▶ Aim
Reproduce every line of the records below verbatim, changing nothing.

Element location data
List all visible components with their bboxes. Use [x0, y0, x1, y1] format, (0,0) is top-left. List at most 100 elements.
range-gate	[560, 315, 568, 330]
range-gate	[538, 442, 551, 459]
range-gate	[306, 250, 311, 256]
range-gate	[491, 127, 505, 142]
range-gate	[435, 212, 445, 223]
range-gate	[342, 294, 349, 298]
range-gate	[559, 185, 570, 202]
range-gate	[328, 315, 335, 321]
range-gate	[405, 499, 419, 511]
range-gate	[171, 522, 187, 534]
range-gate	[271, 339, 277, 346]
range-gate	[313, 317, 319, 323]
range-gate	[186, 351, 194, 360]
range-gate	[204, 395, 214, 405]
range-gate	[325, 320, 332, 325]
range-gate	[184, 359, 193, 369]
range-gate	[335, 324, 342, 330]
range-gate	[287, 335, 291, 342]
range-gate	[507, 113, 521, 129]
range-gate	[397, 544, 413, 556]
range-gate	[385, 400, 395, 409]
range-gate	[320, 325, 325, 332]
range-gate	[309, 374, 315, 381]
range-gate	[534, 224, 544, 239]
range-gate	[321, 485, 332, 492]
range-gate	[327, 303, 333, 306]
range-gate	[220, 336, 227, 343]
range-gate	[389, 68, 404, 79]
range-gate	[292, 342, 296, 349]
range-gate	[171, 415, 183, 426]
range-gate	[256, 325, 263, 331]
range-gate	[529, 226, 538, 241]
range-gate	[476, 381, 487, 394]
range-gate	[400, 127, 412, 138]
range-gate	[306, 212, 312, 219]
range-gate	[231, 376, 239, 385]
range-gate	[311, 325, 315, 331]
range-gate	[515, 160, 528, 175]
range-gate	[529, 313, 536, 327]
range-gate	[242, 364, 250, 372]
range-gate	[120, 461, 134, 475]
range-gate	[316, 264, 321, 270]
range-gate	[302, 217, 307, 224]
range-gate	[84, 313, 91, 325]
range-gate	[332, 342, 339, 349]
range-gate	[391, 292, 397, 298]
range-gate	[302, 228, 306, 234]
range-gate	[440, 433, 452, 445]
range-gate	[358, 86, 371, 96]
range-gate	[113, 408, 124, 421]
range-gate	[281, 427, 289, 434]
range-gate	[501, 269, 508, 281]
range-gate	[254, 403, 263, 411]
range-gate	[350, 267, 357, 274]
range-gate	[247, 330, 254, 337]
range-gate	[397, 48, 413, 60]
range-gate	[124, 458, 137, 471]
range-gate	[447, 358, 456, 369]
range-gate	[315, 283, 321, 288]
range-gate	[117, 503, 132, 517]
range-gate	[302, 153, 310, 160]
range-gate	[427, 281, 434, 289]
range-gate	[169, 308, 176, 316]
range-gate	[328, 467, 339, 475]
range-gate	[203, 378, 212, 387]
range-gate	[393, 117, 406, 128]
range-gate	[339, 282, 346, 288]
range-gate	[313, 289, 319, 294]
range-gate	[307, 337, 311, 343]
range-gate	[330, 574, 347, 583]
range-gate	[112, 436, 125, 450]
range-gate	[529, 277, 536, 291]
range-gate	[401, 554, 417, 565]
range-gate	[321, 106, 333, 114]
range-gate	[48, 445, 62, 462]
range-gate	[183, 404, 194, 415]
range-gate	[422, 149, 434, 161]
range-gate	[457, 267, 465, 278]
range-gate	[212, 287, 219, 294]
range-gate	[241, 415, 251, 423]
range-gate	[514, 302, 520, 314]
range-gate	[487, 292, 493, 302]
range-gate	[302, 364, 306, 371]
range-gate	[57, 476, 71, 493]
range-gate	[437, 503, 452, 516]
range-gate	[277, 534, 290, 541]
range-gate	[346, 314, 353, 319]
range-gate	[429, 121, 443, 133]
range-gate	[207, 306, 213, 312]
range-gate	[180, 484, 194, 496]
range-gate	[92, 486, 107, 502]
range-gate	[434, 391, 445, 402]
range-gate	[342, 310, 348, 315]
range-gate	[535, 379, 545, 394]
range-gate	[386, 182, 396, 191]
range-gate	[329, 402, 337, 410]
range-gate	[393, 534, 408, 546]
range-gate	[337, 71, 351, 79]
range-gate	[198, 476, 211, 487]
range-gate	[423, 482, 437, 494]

▶ In response
List all visible components with their bboxes. Use [x0, y0, x1, y1] format, (0,0) is top-left. List at most 100 elements.
range-gate	[560, 315, 568, 330]
range-gate	[538, 442, 551, 459]
range-gate	[306, 250, 311, 256]
range-gate	[491, 127, 505, 142]
range-gate	[435, 212, 445, 223]
range-gate	[342, 294, 349, 298]
range-gate	[559, 185, 570, 202]
range-gate	[328, 315, 335, 321]
range-gate	[405, 499, 419, 511]
range-gate	[171, 522, 187, 534]
range-gate	[271, 339, 277, 346]
range-gate	[313, 317, 319, 323]
range-gate	[186, 351, 194, 360]
range-gate	[204, 395, 214, 405]
range-gate	[325, 320, 332, 325]
range-gate	[184, 359, 193, 369]
range-gate	[335, 324, 342, 330]
range-gate	[287, 335, 291, 342]
range-gate	[507, 113, 521, 129]
range-gate	[397, 544, 413, 556]
range-gate	[385, 400, 395, 409]
range-gate	[320, 325, 325, 332]
range-gate	[309, 374, 315, 381]
range-gate	[534, 224, 544, 239]
range-gate	[321, 485, 332, 492]
range-gate	[327, 303, 333, 306]
range-gate	[220, 336, 227, 343]
range-gate	[389, 68, 404, 79]
range-gate	[292, 342, 296, 349]
range-gate	[171, 415, 183, 426]
range-gate	[256, 325, 263, 331]
range-gate	[529, 226, 538, 241]
range-gate	[476, 381, 487, 394]
range-gate	[400, 127, 412, 138]
range-gate	[306, 212, 312, 219]
range-gate	[231, 376, 239, 385]
range-gate	[311, 325, 315, 331]
range-gate	[515, 160, 528, 175]
range-gate	[529, 313, 536, 327]
range-gate	[242, 364, 250, 372]
range-gate	[120, 461, 134, 475]
range-gate	[316, 264, 321, 270]
range-gate	[302, 217, 307, 224]
range-gate	[84, 313, 91, 325]
range-gate	[332, 342, 339, 349]
range-gate	[391, 292, 397, 298]
range-gate	[302, 228, 306, 234]
range-gate	[440, 433, 452, 445]
range-gate	[358, 86, 371, 96]
range-gate	[113, 408, 124, 421]
range-gate	[281, 427, 289, 434]
range-gate	[501, 269, 508, 281]
range-gate	[254, 403, 263, 411]
range-gate	[350, 267, 357, 274]
range-gate	[247, 330, 254, 337]
range-gate	[397, 48, 413, 60]
range-gate	[124, 458, 137, 471]
range-gate	[447, 358, 456, 369]
range-gate	[315, 283, 321, 288]
range-gate	[117, 503, 132, 517]
range-gate	[302, 153, 310, 160]
range-gate	[427, 281, 434, 289]
range-gate	[169, 308, 176, 316]
range-gate	[328, 467, 339, 475]
range-gate	[203, 378, 212, 387]
range-gate	[393, 117, 406, 128]
range-gate	[339, 282, 346, 288]
range-gate	[313, 289, 319, 294]
range-gate	[307, 337, 311, 343]
range-gate	[330, 574, 347, 583]
range-gate	[112, 436, 125, 450]
range-gate	[529, 277, 536, 291]
range-gate	[401, 554, 417, 565]
range-gate	[321, 106, 333, 114]
range-gate	[48, 445, 62, 462]
range-gate	[183, 404, 194, 415]
range-gate	[422, 149, 434, 161]
range-gate	[457, 267, 465, 278]
range-gate	[212, 287, 219, 294]
range-gate	[241, 415, 251, 423]
range-gate	[514, 302, 520, 314]
range-gate	[487, 292, 493, 302]
range-gate	[302, 364, 306, 371]
range-gate	[57, 476, 71, 493]
range-gate	[437, 503, 452, 516]
range-gate	[277, 534, 290, 541]
range-gate	[346, 314, 353, 319]
range-gate	[429, 121, 443, 133]
range-gate	[207, 306, 213, 312]
range-gate	[180, 484, 194, 496]
range-gate	[92, 486, 107, 502]
range-gate	[434, 391, 445, 402]
range-gate	[342, 310, 348, 315]
range-gate	[535, 379, 545, 394]
range-gate	[386, 182, 396, 191]
range-gate	[329, 402, 337, 410]
range-gate	[393, 534, 408, 546]
range-gate	[337, 71, 351, 79]
range-gate	[198, 476, 211, 487]
range-gate	[423, 482, 437, 494]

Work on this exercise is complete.